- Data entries

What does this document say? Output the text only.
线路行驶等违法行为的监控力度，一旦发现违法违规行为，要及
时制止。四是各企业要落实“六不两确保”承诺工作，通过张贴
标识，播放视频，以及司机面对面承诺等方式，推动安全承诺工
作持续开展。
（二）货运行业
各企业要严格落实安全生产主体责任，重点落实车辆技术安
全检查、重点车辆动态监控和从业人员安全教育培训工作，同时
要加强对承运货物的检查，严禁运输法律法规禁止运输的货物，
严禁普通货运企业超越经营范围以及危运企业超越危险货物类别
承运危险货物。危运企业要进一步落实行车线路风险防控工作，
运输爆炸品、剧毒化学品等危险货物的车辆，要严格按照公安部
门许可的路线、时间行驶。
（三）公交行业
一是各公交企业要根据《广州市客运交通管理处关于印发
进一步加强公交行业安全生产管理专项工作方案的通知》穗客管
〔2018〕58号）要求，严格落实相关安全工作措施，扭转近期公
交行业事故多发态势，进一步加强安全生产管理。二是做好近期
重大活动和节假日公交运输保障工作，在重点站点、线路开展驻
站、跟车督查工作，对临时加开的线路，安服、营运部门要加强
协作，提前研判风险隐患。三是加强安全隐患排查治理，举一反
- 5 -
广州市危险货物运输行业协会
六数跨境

- Instructions to follow
Copy the records above exactly as they appear.

- Complete response
What does this document say? Output the text only.
线路行驶等违法行为的监控力度，一旦发现违法违规行为，要及
时制止。四是各企业要落实“六不两确保”承诺工作，通过张贴
标识，播放视频，以及司机面对面承诺等方式，推动安全承诺工
作持续开展。
（二）货运行业
各企业要严格落实安全生产主体责任，重点落实车辆技术安
全检查、重点车辆动态监控和从业人员安全教育培训工作，同时
要加强对承运货物的检查，严禁运输法律法规禁止运输的货物，
严禁普通货运企业超越经营范围以及危运企业超越危险货物类别
承运危险货物。危运企业要进一步落实行车线路风险防控工作，
运输爆炸品、剧毒化学品等危险货物的车辆，要严格按照公安部
门许可的路线、时间行驶。
（三）公交行业
一是各公交企业要根据《广州市客运交通管理处关于印发
进一步加强公交行业安全生产管理专项工作方案的通知》穗客管
〔2018〕58号）要求，严格落实相关安全工作措施，扭转近期公
交行业事故多发态势，进一步加强安全生产管理。二是做好近期
重大活动和节假日公交运输保障工作，在重点站点、线路开展驻
站、跟车督查工作，对临时加开的线路，安服、营运部门要加强
协作，提前研判风险隐患。三是加强安全隐患排查治理，举一反
- 5 -
广州市危险货物运输行业协会
六数跨境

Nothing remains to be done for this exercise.